### Your objective
Reproduce each of the following entries line by line, with no change to any character.

### Given records

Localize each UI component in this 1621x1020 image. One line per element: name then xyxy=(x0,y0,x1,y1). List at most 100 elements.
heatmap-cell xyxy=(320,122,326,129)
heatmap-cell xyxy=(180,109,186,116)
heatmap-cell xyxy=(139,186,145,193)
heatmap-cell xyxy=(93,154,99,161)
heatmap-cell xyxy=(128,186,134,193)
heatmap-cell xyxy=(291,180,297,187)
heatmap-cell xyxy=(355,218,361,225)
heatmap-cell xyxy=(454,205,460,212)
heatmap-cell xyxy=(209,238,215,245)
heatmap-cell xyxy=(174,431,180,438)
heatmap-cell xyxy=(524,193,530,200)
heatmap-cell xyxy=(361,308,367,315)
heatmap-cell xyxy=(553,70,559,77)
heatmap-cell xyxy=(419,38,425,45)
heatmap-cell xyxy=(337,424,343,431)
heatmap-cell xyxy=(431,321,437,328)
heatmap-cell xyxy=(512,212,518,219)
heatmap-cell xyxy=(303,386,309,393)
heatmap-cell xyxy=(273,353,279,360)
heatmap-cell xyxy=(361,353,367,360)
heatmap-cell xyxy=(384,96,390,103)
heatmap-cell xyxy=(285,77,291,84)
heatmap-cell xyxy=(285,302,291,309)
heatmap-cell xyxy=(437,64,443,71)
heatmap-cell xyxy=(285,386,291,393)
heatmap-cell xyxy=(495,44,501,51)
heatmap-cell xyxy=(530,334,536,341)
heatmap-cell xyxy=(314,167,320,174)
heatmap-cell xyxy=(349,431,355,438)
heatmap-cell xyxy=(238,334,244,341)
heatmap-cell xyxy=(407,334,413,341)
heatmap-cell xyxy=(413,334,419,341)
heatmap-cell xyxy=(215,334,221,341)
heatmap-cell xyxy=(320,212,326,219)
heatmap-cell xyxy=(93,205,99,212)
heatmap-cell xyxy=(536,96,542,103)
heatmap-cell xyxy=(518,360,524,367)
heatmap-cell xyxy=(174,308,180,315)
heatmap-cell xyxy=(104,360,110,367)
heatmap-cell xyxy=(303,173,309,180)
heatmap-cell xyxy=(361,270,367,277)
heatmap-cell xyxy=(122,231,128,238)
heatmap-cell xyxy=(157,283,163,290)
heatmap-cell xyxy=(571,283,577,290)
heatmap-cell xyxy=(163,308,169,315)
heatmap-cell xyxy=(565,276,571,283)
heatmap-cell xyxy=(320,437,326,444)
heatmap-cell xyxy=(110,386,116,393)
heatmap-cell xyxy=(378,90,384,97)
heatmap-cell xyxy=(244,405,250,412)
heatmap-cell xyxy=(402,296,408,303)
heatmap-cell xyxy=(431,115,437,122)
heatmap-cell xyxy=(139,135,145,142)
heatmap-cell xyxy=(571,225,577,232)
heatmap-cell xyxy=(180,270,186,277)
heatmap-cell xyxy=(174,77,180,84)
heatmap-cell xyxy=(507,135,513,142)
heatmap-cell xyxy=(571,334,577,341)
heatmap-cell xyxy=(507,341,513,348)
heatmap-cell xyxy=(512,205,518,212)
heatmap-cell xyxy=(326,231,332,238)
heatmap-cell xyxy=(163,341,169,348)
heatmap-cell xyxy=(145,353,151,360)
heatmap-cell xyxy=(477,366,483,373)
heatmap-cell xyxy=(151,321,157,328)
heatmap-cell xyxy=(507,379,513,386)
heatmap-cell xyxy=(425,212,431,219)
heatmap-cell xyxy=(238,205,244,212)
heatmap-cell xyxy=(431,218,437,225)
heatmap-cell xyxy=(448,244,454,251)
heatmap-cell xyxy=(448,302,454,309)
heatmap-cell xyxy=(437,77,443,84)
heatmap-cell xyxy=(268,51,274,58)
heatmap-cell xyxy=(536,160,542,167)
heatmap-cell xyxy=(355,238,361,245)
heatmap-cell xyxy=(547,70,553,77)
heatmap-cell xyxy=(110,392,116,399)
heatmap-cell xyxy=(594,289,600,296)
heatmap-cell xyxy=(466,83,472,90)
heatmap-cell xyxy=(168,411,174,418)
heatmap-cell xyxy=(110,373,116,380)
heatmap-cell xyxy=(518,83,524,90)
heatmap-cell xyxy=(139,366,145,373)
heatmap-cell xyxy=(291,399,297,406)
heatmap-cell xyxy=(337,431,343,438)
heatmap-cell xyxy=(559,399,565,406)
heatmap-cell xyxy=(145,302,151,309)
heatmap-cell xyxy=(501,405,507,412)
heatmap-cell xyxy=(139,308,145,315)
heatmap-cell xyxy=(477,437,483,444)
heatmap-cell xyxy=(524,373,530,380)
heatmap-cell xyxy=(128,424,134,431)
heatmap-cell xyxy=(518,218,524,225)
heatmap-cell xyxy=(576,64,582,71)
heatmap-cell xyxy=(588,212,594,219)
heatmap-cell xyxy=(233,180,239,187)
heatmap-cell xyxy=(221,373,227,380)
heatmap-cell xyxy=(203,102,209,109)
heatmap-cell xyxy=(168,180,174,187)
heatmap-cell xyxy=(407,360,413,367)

### Written solution
Localize each UI component in this 1621x1020 image. One line per element: name then xyxy=(x0,y0,x1,y1). List at most 100 elements.
heatmap-cell xyxy=(320,122,326,129)
heatmap-cell xyxy=(180,109,186,116)
heatmap-cell xyxy=(139,186,145,193)
heatmap-cell xyxy=(93,154,99,161)
heatmap-cell xyxy=(128,186,134,193)
heatmap-cell xyxy=(291,180,297,187)
heatmap-cell xyxy=(355,218,361,225)
heatmap-cell xyxy=(454,205,460,212)
heatmap-cell xyxy=(209,238,215,245)
heatmap-cell xyxy=(174,431,180,438)
heatmap-cell xyxy=(524,193,530,200)
heatmap-cell xyxy=(361,308,367,315)
heatmap-cell xyxy=(553,70,559,77)
heatmap-cell xyxy=(419,38,425,45)
heatmap-cell xyxy=(337,424,343,431)
heatmap-cell xyxy=(431,321,437,328)
heatmap-cell xyxy=(512,212,518,219)
heatmap-cell xyxy=(303,386,309,393)
heatmap-cell xyxy=(273,353,279,360)
heatmap-cell xyxy=(361,353,367,360)
heatmap-cell xyxy=(384,96,390,103)
heatmap-cell xyxy=(285,77,291,84)
heatmap-cell xyxy=(285,302,291,309)
heatmap-cell xyxy=(437,64,443,71)
heatmap-cell xyxy=(285,386,291,393)
heatmap-cell xyxy=(495,44,501,51)
heatmap-cell xyxy=(530,334,536,341)
heatmap-cell xyxy=(314,167,320,174)
heatmap-cell xyxy=(349,431,355,438)
heatmap-cell xyxy=(238,334,244,341)
heatmap-cell xyxy=(407,334,413,341)
heatmap-cell xyxy=(413,334,419,341)
heatmap-cell xyxy=(215,334,221,341)
heatmap-cell xyxy=(320,212,326,219)
heatmap-cell xyxy=(93,205,99,212)
heatmap-cell xyxy=(536,96,542,103)
heatmap-cell xyxy=(518,360,524,367)
heatmap-cell xyxy=(174,308,180,315)
heatmap-cell xyxy=(104,360,110,367)
heatmap-cell xyxy=(303,173,309,180)
heatmap-cell xyxy=(361,270,367,277)
heatmap-cell xyxy=(122,231,128,238)
heatmap-cell xyxy=(157,283,163,290)
heatmap-cell xyxy=(571,283,577,290)
heatmap-cell xyxy=(163,308,169,315)
heatmap-cell xyxy=(565,276,571,283)
heatmap-cell xyxy=(320,437,326,444)
heatmap-cell xyxy=(110,386,116,393)
heatmap-cell xyxy=(378,90,384,97)
heatmap-cell xyxy=(244,405,250,412)
heatmap-cell xyxy=(402,296,408,303)
heatmap-cell xyxy=(431,115,437,122)
heatmap-cell xyxy=(139,135,145,142)
heatmap-cell xyxy=(571,225,577,232)
heatmap-cell xyxy=(180,270,186,277)
heatmap-cell xyxy=(174,77,180,84)
heatmap-cell xyxy=(507,135,513,142)
heatmap-cell xyxy=(571,334,577,341)
heatmap-cell xyxy=(507,341,513,348)
heatmap-cell xyxy=(512,205,518,212)
heatmap-cell xyxy=(326,231,332,238)
heatmap-cell xyxy=(163,341,169,348)
heatmap-cell xyxy=(145,353,151,360)
heatmap-cell xyxy=(477,366,483,373)
heatmap-cell xyxy=(151,321,157,328)
heatmap-cell xyxy=(507,379,513,386)
heatmap-cell xyxy=(425,212,431,219)
heatmap-cell xyxy=(238,205,244,212)
heatmap-cell xyxy=(431,218,437,225)
heatmap-cell xyxy=(448,244,454,251)
heatmap-cell xyxy=(448,302,454,309)
heatmap-cell xyxy=(437,77,443,84)
heatmap-cell xyxy=(268,51,274,58)
heatmap-cell xyxy=(536,160,542,167)
heatmap-cell xyxy=(355,238,361,245)
heatmap-cell xyxy=(547,70,553,77)
heatmap-cell xyxy=(110,392,116,399)
heatmap-cell xyxy=(594,289,600,296)
heatmap-cell xyxy=(466,83,472,90)
heatmap-cell xyxy=(168,411,174,418)
heatmap-cell xyxy=(110,373,116,380)
heatmap-cell xyxy=(518,83,524,90)
heatmap-cell xyxy=(139,366,145,373)
heatmap-cell xyxy=(291,399,297,406)
heatmap-cell xyxy=(337,431,343,438)
heatmap-cell xyxy=(559,399,565,406)
heatmap-cell xyxy=(145,302,151,309)
heatmap-cell xyxy=(501,405,507,412)
heatmap-cell xyxy=(139,308,145,315)
heatmap-cell xyxy=(477,437,483,444)
heatmap-cell xyxy=(524,373,530,380)
heatmap-cell xyxy=(128,424,134,431)
heatmap-cell xyxy=(518,218,524,225)
heatmap-cell xyxy=(576,64,582,71)
heatmap-cell xyxy=(588,212,594,219)
heatmap-cell xyxy=(233,180,239,187)
heatmap-cell xyxy=(221,373,227,380)
heatmap-cell xyxy=(203,102,209,109)
heatmap-cell xyxy=(168,180,174,187)
heatmap-cell xyxy=(407,360,413,367)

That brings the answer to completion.